> _Stated exercise_: Retype the material in full, keeping every word the same.

Items from a dataset
-*-

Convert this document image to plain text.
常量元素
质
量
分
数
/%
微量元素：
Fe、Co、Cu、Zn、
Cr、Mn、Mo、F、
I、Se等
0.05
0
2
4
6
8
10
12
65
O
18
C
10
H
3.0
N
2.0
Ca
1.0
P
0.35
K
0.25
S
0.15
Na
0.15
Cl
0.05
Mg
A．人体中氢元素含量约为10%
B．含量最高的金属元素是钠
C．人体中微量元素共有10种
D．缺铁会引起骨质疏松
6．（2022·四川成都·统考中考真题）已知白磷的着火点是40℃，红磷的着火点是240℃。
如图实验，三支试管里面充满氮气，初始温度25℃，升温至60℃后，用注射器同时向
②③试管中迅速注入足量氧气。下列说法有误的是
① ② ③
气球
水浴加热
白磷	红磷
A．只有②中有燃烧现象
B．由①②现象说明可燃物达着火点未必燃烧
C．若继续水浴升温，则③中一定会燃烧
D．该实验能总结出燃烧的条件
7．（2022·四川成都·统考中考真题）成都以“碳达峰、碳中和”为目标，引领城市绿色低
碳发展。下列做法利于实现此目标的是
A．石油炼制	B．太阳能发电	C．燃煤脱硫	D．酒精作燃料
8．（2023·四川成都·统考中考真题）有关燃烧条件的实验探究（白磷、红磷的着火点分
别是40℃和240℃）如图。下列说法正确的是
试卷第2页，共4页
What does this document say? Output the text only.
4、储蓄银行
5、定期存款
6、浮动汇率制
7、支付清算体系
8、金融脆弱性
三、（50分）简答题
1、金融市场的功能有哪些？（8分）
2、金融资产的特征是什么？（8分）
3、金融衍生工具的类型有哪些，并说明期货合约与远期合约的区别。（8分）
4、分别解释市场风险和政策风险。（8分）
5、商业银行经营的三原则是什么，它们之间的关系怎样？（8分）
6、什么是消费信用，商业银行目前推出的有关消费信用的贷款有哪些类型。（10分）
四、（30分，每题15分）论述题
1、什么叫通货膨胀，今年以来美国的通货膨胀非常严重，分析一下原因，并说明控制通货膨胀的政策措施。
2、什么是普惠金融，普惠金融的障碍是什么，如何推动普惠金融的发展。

-*-

> _Full output_:
Convert this document image to plain text.
常量元素
质
量
分
数
/%
微量元素：
Fe、Co、Cu、Zn、
Cr、Mn、Mo、F、
I、Se等
0.05
0
2
4
6
8
10
12
65
O
18
C
10
H
3.0
N
2.0
Ca
1.0
P
0.35
K
0.25
S
0.15
Na
0.15
Cl
0.05
Mg
A．人体中氢元素含量约为10%
B．含量最高的金属元素是钠
C．人体中微量元素共有10种
D．缺铁会引起骨质疏松
6．（2022·四川成都·统考中考真题）已知白磷的着火点是40℃，红磷的着火点是240℃。
如图实验，三支试管里面充满氮气，初始温度25℃，升温至60℃后，用注射器同时向
②③试管中迅速注入足量氧气。下列说法有误的是
① ② ③
气球
水浴加热
白磷	红磷
A．只有②中有燃烧现象
B．由①②现象说明可燃物达着火点未必燃烧
C．若继续水浴升温，则③中一定会燃烧
D．该实验能总结出燃烧的条件
7．（2022·四川成都·统考中考真题）成都以“碳达峰、碳中和”为目标，引领城市绿色低
碳发展。下列做法利于实现此目标的是
A．石油炼制	B．太阳能发电	C．燃煤脱硫	D．酒精作燃料
8．（2023·四川成都·统考中考真题）有关燃烧条件的实验探究（白磷、红磷的着火点分
别是40℃和240℃）如图。下列说法正确的是
试卷第2页，共4页
What does this document say? Output the text only.
4、储蓄银行
5、定期存款
6、浮动汇率制
7、支付清算体系
8、金融脆弱性
三、（50分）简答题
1、金融市场的功能有哪些？（8分）
2、金融资产的特征是什么？（8分）
3、金融衍生工具的类型有哪些，并说明期货合约与远期合约的区别。（8分）
4、分别解释市场风险和政策风险。（8分）
5、商业银行经营的三原则是什么，它们之间的关系怎样？（8分）
6、什么是消费信用，商业银行目前推出的有关消费信用的贷款有哪些类型。（10分）
四、（30分，每题15分）论述题
1、什么叫通货膨胀，今年以来美国的通货膨胀非常严重，分析一下原因，并说明控制通货膨胀的政策措施。
2、什么是普惠金融，普惠金融的障碍是什么，如何推动普惠金融的发展。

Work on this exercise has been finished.